WHAT YOU NEED TO DO:
Locate all lines with the word "icon" and copy them out.

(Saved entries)

▼▼▼

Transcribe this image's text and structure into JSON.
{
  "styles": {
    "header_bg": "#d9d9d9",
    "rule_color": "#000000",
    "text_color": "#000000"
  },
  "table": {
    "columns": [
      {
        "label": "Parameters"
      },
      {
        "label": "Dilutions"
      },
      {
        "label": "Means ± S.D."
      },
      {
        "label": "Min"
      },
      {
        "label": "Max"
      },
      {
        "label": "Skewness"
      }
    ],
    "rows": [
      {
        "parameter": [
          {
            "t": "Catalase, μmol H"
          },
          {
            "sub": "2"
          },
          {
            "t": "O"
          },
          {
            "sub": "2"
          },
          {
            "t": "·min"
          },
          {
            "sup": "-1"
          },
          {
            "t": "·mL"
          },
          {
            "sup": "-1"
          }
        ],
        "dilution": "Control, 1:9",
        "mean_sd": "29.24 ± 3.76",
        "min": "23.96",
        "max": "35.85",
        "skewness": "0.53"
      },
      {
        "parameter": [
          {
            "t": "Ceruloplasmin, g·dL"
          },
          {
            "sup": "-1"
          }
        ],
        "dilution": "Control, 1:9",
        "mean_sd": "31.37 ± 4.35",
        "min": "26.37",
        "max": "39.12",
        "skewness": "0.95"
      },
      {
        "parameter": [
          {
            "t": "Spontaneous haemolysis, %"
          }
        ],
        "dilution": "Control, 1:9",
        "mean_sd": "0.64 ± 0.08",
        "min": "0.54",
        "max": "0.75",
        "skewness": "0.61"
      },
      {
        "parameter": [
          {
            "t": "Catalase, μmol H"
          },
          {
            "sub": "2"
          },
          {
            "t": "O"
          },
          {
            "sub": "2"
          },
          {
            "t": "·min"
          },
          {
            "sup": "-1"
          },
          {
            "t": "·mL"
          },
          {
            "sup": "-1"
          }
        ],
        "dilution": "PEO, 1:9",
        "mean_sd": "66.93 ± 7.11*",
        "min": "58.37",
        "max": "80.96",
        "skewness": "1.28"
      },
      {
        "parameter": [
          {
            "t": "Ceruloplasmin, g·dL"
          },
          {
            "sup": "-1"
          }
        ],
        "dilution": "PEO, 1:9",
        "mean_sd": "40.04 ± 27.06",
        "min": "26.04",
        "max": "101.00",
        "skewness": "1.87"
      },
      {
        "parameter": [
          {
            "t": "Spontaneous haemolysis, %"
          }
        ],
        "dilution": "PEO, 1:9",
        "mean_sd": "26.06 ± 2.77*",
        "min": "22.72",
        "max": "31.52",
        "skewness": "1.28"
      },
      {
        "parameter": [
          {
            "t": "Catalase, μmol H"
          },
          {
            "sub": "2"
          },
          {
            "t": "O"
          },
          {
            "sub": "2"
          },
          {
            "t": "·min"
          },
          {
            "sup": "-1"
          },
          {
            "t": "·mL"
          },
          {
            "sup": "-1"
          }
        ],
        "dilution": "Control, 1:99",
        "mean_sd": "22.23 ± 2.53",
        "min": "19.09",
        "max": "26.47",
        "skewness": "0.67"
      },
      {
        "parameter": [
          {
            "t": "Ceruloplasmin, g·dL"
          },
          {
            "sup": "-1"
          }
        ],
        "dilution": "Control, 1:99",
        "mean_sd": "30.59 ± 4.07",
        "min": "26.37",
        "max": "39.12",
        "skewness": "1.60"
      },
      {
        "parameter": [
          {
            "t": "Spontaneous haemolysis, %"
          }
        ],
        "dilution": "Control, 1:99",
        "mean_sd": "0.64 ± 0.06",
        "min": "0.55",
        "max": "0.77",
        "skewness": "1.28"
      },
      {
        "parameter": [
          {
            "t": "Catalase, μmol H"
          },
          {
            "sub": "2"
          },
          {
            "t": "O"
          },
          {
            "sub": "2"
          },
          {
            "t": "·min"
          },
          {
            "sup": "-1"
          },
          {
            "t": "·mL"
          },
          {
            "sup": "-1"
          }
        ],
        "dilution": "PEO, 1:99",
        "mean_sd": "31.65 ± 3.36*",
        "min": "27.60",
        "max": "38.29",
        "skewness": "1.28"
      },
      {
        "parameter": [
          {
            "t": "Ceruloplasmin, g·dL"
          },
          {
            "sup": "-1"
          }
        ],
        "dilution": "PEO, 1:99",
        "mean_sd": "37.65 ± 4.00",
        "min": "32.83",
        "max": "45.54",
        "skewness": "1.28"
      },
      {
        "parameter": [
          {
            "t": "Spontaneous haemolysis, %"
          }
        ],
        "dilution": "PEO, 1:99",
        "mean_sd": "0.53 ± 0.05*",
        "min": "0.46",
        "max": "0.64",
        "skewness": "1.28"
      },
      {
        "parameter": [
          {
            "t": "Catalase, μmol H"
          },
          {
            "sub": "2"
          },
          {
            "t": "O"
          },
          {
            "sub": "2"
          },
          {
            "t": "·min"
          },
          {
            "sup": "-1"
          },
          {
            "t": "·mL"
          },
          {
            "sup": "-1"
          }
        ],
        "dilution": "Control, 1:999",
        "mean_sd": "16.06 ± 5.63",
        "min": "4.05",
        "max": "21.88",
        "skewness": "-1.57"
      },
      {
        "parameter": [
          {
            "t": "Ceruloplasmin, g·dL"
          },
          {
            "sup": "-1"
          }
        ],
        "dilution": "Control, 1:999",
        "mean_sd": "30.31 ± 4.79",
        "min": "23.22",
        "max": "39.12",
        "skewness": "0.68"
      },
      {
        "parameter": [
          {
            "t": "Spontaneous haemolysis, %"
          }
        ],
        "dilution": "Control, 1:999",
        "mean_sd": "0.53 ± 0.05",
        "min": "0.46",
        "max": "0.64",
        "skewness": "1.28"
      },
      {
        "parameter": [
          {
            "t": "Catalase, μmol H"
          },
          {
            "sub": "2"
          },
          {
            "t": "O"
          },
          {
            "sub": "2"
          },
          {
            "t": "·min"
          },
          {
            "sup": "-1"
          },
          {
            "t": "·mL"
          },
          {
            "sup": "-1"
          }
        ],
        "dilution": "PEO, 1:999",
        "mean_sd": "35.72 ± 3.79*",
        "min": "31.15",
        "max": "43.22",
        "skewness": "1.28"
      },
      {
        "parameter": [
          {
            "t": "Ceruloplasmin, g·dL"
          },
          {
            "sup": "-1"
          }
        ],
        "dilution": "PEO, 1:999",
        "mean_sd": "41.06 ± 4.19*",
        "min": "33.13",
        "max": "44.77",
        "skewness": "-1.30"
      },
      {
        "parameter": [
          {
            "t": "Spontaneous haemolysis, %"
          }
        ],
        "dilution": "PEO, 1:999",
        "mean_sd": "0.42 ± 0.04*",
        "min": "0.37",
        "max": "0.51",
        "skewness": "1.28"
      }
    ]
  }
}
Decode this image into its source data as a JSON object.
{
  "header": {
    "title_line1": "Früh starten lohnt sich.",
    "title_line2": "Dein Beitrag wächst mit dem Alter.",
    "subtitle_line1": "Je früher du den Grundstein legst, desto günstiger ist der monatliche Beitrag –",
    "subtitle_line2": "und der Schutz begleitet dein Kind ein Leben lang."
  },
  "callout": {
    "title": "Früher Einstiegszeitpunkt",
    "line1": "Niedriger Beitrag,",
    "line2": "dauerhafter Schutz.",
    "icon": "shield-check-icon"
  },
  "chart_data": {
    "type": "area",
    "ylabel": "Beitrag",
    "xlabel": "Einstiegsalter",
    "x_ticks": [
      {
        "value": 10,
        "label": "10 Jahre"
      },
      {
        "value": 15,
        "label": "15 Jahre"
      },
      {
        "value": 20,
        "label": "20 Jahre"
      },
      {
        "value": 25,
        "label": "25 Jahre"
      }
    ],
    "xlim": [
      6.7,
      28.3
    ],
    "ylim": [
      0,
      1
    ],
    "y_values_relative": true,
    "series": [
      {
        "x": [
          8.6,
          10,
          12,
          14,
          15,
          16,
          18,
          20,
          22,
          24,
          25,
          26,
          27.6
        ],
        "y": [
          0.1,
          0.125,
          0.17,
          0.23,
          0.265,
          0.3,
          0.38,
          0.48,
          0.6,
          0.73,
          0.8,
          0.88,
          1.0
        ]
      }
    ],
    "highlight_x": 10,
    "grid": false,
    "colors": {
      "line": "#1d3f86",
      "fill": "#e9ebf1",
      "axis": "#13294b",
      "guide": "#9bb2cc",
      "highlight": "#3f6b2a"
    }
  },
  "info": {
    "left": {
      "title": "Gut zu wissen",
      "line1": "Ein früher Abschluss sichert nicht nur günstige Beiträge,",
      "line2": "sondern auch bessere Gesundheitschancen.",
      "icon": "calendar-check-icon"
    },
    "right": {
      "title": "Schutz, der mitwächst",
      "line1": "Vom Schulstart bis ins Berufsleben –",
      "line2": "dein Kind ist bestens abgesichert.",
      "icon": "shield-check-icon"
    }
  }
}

▲▲▲

SOLUTION TO THIS PROBLEM:
    "icon": "shield-check-icon"
      "icon": "calendar-check-icon"
      "icon": "shield-check-icon"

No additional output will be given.